_RECORDS FOR THIS TASK:_
#####

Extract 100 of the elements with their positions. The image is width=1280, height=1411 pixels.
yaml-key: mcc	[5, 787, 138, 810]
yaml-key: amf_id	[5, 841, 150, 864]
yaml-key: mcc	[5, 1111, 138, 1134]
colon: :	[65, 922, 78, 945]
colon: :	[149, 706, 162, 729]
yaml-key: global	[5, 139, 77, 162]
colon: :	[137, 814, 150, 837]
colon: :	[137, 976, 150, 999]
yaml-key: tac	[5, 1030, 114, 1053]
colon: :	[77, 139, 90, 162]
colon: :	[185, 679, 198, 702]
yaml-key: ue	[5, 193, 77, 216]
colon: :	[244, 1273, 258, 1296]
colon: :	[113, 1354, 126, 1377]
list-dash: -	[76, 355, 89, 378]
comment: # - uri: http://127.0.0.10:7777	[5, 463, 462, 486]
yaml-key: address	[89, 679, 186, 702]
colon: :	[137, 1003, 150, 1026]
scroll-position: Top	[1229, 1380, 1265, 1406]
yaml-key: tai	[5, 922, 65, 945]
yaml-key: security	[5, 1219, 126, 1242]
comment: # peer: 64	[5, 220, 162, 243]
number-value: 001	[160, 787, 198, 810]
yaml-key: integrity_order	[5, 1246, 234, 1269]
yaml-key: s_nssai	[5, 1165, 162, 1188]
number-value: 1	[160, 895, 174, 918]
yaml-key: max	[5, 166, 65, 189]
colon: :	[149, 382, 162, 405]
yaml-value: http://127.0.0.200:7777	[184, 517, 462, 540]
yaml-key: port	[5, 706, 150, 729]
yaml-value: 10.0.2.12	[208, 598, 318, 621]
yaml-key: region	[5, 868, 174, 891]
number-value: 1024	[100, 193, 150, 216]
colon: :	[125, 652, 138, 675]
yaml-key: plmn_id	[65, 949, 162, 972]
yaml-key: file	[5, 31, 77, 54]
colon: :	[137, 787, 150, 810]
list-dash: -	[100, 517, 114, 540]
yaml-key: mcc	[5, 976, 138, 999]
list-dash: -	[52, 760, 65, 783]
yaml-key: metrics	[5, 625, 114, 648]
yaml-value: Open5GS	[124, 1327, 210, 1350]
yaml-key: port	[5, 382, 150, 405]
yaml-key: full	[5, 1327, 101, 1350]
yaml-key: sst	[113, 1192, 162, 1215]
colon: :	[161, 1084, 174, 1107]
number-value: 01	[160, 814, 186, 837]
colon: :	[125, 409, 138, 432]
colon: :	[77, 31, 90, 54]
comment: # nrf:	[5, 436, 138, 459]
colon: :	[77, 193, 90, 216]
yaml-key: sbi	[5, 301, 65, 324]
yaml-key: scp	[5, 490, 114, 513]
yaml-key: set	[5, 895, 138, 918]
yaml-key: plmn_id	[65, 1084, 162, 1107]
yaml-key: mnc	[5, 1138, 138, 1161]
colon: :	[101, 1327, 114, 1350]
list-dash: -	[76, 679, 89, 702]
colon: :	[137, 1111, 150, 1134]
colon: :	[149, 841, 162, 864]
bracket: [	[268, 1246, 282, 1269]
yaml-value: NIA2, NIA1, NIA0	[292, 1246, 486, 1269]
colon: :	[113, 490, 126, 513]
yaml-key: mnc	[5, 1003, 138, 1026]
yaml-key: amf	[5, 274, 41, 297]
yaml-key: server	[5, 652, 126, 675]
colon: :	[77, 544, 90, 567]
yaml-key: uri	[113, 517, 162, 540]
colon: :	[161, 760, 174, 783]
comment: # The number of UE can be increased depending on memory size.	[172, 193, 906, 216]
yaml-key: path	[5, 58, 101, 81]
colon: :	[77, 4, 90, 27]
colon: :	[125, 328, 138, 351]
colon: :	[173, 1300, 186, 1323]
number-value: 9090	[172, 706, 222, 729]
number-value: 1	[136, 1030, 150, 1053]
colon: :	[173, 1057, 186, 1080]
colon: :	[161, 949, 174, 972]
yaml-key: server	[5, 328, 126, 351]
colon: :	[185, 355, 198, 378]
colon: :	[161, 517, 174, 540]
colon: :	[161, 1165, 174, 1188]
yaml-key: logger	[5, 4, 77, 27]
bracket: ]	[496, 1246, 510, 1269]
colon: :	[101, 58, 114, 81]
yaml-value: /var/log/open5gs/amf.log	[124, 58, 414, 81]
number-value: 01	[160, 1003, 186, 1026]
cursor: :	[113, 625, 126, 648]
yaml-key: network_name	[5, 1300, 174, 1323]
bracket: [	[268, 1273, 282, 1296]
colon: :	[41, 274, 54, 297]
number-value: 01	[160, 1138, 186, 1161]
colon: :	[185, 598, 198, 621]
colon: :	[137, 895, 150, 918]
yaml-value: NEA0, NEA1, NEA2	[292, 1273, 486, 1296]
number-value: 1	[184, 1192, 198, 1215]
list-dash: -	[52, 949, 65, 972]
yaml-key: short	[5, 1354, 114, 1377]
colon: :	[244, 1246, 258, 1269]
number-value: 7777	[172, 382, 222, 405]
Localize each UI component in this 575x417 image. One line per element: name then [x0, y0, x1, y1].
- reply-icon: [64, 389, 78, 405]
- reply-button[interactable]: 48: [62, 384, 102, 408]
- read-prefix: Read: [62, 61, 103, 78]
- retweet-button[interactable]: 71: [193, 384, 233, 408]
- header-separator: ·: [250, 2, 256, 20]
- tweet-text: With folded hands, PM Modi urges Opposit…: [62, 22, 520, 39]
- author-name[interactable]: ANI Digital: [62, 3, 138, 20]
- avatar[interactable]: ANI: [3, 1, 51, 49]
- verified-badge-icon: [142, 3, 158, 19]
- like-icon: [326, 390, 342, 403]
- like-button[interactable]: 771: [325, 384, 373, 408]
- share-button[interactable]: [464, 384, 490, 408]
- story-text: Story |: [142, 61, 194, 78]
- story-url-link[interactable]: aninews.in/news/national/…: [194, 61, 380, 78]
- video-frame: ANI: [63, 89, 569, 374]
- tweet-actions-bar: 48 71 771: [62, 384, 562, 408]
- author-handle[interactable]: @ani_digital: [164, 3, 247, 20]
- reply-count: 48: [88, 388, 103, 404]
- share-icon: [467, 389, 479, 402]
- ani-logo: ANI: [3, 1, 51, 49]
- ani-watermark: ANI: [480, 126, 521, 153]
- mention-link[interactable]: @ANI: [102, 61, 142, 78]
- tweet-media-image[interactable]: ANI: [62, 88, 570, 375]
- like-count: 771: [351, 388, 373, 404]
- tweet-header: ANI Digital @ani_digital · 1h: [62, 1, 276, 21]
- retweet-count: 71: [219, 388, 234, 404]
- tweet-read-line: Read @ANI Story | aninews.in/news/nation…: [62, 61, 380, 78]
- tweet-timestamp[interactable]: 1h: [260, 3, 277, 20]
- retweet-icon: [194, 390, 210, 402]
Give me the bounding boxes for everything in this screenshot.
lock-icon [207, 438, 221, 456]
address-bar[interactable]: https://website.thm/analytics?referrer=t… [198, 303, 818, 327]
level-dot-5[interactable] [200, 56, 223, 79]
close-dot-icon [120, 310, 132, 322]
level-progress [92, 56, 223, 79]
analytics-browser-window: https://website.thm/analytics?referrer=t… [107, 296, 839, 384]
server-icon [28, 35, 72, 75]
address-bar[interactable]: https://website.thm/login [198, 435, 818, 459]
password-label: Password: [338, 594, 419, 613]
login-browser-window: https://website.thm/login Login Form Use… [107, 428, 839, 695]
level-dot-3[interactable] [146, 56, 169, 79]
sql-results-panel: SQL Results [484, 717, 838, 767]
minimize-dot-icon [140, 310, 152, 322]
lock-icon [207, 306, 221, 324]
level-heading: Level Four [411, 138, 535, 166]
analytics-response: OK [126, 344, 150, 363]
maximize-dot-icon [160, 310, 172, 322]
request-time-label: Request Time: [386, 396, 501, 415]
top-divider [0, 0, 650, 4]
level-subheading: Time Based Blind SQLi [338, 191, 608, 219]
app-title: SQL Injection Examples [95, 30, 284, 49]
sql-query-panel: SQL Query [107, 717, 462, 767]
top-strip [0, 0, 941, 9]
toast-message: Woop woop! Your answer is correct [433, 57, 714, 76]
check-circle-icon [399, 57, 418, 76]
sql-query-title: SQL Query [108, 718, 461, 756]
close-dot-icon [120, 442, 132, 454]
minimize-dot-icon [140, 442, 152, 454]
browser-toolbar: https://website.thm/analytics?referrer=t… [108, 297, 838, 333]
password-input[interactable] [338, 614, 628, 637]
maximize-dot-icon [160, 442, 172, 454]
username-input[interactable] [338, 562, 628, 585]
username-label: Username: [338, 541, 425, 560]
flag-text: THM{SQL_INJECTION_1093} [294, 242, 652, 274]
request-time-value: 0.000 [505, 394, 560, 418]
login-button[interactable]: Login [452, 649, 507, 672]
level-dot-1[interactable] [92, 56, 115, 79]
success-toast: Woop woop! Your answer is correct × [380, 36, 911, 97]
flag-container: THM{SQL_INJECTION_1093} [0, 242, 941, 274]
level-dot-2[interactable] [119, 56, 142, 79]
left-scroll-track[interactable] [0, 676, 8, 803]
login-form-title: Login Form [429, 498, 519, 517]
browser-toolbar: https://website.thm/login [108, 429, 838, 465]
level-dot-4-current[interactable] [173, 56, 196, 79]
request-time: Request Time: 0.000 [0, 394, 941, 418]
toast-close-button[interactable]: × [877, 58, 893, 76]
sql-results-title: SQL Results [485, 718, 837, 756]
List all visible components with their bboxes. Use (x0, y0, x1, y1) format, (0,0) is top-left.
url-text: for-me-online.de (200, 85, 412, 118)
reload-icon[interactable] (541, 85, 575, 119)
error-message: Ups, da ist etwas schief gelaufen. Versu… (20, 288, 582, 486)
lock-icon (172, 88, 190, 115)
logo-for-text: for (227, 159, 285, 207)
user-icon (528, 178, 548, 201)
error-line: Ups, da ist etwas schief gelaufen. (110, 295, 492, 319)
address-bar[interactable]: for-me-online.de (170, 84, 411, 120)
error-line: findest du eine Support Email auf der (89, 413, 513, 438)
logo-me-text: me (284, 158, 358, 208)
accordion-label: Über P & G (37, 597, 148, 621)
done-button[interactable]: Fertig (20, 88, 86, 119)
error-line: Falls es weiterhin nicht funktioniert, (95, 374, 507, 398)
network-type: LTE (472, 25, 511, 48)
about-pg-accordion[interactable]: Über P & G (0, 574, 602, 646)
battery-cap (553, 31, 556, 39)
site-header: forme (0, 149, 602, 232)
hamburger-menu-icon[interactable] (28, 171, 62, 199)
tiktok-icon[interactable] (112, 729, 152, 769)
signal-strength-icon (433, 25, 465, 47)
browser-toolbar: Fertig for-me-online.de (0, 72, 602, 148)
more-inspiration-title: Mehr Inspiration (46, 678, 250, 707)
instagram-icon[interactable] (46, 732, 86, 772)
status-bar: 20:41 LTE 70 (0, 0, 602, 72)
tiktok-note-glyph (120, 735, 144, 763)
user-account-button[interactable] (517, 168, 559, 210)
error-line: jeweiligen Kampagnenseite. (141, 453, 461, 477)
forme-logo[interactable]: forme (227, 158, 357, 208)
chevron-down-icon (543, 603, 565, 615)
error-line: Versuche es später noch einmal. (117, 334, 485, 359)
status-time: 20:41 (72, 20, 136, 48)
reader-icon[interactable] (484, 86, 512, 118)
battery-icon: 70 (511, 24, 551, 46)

#####

_WHAT NEEDS TO BE DONE:_ Update the listing from its first line through the line containing "355, 89, 378]", inclusive, swapping "yaml-key" for "config-key" and keeping everything else the same.

_COMPLETE RESPONSE:_
Extract 100 of the elements with their positions. The image is width=1280, height=1411 pixels.
config-key: mcc	[5, 787, 138, 810]
config-key: amf_id	[5, 841, 150, 864]
config-key: mcc	[5, 1111, 138, 1134]
colon: :	[65, 922, 78, 945]
colon: :	[149, 706, 162, 729]
config-key: global	[5, 139, 77, 162]
colon: :	[137, 814, 150, 837]
colon: :	[137, 976, 150, 999]
config-key: tac	[5, 1030, 114, 1053]
colon: :	[77, 139, 90, 162]
colon: :	[185, 679, 198, 702]
config-key: ue	[5, 193, 77, 216]
colon: :	[244, 1273, 258, 1296]
colon: :	[113, 1354, 126, 1377]
list-dash: -	[76, 355, 89, 378]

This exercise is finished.